**PROBLEM STATEMENT:** Find and return each line containing "August".

**** SUPPLIED RECORDS

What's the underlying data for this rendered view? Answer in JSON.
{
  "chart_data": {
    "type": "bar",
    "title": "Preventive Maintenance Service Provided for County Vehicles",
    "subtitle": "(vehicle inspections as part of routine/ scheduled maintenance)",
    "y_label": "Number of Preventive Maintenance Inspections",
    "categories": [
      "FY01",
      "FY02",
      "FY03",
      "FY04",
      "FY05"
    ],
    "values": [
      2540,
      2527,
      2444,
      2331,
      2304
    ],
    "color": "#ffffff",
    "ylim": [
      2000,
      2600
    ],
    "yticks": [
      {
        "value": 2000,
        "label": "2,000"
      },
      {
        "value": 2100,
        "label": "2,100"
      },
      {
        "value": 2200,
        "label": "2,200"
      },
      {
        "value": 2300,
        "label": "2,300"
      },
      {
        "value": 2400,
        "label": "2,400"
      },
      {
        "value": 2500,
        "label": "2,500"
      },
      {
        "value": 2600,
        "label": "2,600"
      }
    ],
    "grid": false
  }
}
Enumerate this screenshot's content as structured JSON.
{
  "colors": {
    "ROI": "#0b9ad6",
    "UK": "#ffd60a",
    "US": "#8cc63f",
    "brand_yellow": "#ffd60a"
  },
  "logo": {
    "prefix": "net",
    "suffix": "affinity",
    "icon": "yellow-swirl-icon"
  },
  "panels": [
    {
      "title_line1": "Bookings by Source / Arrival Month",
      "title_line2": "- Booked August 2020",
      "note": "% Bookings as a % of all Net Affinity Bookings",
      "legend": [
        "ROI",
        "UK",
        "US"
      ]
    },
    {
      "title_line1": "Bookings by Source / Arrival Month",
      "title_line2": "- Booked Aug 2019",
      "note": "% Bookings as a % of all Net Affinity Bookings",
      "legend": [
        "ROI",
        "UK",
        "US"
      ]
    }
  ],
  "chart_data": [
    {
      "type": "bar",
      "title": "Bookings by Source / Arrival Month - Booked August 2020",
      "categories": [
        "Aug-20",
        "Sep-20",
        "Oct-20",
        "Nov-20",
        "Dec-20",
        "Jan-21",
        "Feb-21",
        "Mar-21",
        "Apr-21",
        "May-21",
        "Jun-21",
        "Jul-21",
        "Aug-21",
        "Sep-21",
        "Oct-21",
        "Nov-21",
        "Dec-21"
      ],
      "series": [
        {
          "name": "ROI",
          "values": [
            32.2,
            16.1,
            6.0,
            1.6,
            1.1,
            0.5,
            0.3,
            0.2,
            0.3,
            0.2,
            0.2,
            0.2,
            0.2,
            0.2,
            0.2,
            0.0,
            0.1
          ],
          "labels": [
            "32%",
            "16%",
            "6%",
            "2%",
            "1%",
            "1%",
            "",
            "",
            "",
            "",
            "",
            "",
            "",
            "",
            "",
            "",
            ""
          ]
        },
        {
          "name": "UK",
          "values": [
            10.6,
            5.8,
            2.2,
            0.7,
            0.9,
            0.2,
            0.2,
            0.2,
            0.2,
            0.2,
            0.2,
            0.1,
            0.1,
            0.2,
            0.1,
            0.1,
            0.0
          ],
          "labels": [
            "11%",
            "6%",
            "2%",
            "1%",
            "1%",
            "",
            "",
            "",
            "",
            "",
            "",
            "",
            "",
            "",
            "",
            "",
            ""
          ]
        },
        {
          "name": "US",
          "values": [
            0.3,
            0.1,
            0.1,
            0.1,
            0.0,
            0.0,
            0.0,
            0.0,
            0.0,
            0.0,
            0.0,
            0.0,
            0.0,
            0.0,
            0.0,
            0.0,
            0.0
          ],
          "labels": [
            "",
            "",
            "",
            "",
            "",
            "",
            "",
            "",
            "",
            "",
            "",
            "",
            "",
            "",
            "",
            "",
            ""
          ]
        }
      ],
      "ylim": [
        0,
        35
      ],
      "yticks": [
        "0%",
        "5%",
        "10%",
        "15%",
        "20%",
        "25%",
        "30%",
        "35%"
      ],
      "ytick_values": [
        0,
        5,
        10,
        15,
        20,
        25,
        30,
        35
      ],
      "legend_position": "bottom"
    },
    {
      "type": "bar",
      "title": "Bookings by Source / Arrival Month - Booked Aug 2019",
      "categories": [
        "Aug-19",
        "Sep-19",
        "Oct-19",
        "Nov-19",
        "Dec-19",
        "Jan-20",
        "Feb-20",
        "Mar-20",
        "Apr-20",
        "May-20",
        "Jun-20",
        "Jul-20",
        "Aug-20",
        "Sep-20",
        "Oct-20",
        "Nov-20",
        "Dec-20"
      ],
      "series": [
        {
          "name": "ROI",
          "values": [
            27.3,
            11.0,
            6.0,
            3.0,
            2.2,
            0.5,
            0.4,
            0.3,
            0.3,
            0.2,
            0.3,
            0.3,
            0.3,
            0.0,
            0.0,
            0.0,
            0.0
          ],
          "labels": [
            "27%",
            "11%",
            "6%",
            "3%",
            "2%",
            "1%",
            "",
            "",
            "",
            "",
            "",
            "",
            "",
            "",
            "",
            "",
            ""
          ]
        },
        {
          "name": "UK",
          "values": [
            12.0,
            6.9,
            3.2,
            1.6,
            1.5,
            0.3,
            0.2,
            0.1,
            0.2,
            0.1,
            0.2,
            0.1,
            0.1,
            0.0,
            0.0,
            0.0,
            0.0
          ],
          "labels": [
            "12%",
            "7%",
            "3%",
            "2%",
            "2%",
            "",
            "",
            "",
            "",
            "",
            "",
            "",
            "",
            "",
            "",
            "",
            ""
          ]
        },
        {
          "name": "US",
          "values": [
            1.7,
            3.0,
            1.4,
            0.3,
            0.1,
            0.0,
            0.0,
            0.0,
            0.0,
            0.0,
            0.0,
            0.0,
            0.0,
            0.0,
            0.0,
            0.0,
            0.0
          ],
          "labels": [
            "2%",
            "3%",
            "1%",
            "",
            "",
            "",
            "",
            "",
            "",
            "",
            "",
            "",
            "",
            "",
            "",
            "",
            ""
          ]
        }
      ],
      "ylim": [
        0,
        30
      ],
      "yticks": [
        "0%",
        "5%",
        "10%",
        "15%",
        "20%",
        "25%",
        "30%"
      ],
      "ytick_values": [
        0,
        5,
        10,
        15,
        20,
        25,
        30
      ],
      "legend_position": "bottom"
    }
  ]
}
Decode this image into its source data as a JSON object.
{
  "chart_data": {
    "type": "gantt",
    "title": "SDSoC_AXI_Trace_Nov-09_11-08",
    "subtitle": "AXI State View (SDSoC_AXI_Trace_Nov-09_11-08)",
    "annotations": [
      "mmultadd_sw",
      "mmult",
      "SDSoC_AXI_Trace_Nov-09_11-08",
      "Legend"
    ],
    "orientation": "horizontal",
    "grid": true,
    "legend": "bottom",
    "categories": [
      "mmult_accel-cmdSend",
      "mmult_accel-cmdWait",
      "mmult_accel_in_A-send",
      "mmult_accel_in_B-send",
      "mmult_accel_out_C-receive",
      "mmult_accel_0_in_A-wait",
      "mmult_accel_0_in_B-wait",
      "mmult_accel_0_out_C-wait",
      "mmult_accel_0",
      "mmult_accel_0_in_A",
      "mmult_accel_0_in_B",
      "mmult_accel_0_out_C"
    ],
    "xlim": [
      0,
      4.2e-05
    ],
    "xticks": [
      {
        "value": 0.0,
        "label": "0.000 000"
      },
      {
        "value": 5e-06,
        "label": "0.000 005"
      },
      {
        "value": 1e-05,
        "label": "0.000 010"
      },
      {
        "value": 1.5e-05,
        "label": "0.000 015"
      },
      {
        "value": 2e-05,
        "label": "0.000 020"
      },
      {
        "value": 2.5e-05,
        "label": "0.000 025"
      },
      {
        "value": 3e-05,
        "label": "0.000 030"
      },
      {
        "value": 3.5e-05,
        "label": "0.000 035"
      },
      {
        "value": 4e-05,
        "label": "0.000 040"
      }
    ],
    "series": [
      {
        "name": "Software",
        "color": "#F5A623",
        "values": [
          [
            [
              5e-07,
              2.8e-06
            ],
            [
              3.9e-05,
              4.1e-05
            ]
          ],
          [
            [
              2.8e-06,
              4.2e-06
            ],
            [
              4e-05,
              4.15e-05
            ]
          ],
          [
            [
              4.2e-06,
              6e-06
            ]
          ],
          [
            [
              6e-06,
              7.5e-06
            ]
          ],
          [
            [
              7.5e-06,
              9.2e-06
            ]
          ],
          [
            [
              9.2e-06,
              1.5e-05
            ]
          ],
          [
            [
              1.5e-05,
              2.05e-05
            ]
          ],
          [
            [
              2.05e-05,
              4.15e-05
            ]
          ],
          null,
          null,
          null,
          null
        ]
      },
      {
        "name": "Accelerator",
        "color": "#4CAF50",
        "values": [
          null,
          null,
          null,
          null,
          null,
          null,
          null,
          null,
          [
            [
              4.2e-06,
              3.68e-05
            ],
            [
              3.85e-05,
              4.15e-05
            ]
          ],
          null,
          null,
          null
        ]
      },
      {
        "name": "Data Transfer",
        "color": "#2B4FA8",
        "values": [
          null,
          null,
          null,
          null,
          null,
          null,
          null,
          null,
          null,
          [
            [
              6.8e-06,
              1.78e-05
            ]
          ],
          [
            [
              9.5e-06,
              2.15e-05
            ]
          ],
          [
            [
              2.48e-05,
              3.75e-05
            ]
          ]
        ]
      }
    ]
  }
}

********

**REPLY TO THE EXERCISE:**
      "title_line2": "- Booked August 2020",
      "title": "Bookings by Source / Arrival Month - Booked August 2020",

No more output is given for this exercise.